Requirements
Omit all pictures. Copy the rest of the material exactly.

----- Supplied data

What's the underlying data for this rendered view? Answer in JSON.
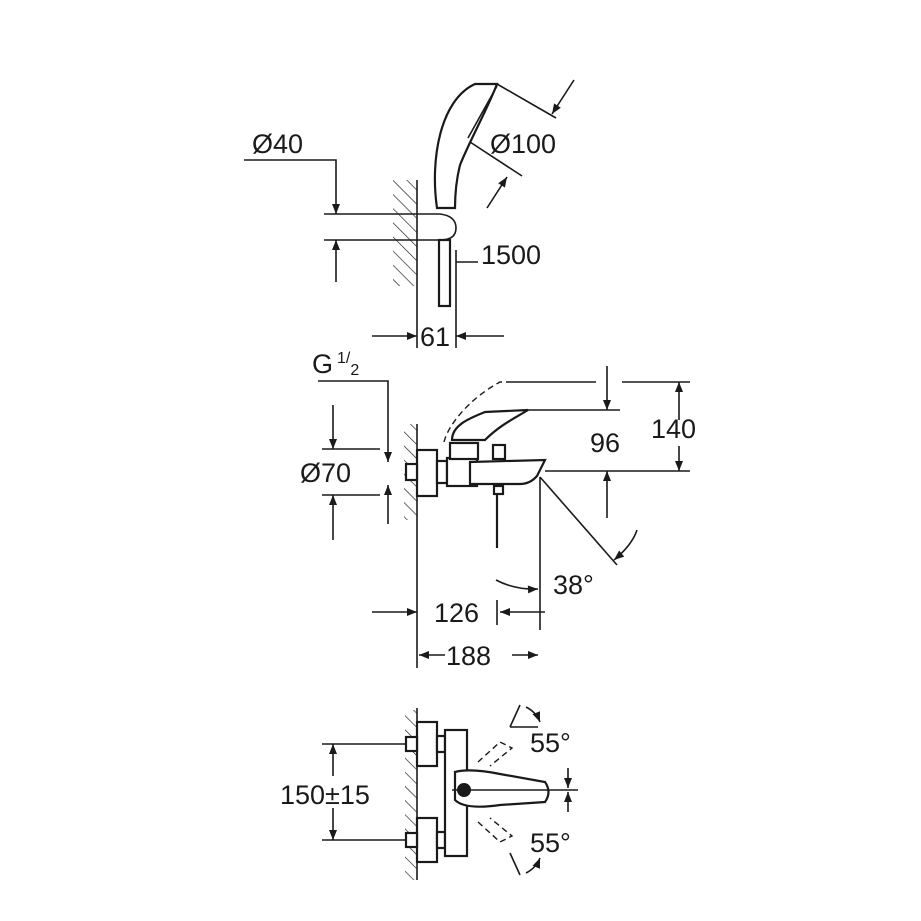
{
  "colors": {
    "line": "#1a1a1a",
    "background": "#ffffff"
  },
  "top_view": {
    "hose_holder_diameter": "Ø40",
    "hand_shower_diameter": "Ø100",
    "hose_length": "1500",
    "wall_projection": "61"
  },
  "side_view": {
    "thread_g": "G",
    "thread_num": "1",
    "thread_slash": "/",
    "thread_den": "2",
    "escutcheon_diameter": "Ø70",
    "lever_height": "96",
    "total_height": "140",
    "spout_angle": "38°",
    "spout_to_outlet": "126",
    "total_projection": "188"
  },
  "front_view": {
    "lever_angle_up": "55°",
    "centre_distance": "150±15",
    "lever_angle_down": "55°"
  }
}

----------

Correct output
What's the underlying data for this rendered view? Answer in JSON.
{
  "colors": {
    "line": "#1a1a1a",
    "background": "#ffffff"
  },
  "top_view": {
    "hose_holder_diameter": "Ø40",
    "hand_shower_diameter": "Ø100",
    "hose_length": "1500",
    "wall_projection": "61"
  },
  "side_view": {
    "thread_g": "G",
    "thread_num": "1",
    "thread_slash": "/",
    "thread_den": "2",
    "escutcheon_diameter": "Ø70",
    "lever_height": "96",
    "total_height": "140",
    "spout_angle": "38°",
    "spout_to_outlet": "126",
    "total_projection": "188"
  },
  "front_view": {
    "lever_angle_up": "55°",
    "centre_distance": "150±15",
    "lever_angle_down": "55°"
  }
}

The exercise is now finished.